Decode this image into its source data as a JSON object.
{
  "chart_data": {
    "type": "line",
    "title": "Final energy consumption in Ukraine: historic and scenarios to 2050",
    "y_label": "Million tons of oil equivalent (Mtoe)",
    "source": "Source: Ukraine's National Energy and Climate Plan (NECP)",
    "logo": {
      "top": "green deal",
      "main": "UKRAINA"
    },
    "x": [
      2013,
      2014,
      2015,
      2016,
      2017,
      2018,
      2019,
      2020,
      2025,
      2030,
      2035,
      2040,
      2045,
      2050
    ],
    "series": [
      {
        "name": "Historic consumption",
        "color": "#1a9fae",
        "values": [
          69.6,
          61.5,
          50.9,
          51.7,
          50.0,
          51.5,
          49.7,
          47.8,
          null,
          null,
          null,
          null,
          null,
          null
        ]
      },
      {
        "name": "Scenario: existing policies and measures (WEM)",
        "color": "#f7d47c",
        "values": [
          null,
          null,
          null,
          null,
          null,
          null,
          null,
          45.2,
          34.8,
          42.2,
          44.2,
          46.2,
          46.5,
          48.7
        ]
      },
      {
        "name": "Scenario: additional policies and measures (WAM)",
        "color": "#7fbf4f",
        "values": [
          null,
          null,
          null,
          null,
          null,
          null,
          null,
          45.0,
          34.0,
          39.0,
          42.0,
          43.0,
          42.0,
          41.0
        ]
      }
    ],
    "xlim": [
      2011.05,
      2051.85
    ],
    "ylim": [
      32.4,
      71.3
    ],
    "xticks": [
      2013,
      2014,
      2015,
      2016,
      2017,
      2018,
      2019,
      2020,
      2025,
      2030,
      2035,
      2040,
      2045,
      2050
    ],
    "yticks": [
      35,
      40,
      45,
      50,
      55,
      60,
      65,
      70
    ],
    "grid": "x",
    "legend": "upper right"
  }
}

--

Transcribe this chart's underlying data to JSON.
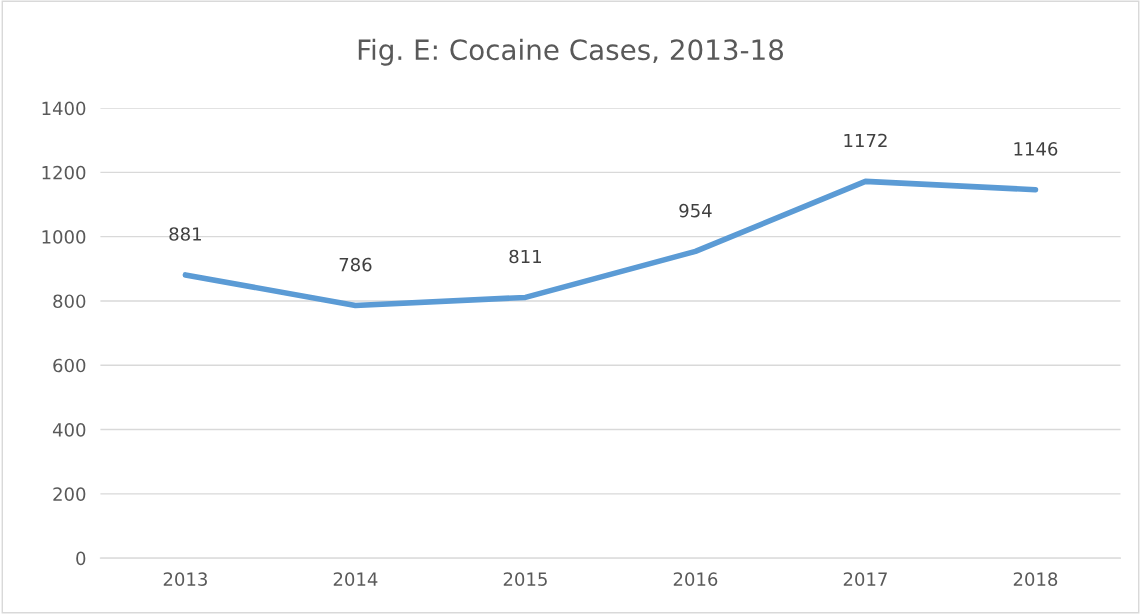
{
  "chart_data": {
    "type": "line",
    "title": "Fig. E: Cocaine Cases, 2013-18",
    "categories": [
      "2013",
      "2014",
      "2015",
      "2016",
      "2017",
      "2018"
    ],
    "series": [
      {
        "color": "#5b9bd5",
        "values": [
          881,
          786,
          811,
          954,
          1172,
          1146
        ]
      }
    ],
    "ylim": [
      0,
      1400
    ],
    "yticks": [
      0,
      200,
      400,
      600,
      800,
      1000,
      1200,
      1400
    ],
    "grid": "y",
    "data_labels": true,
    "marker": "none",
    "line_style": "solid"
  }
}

Requirements →
Give the number of lines in the entries that hold the word "measures", and nothing else.

Expected output →
2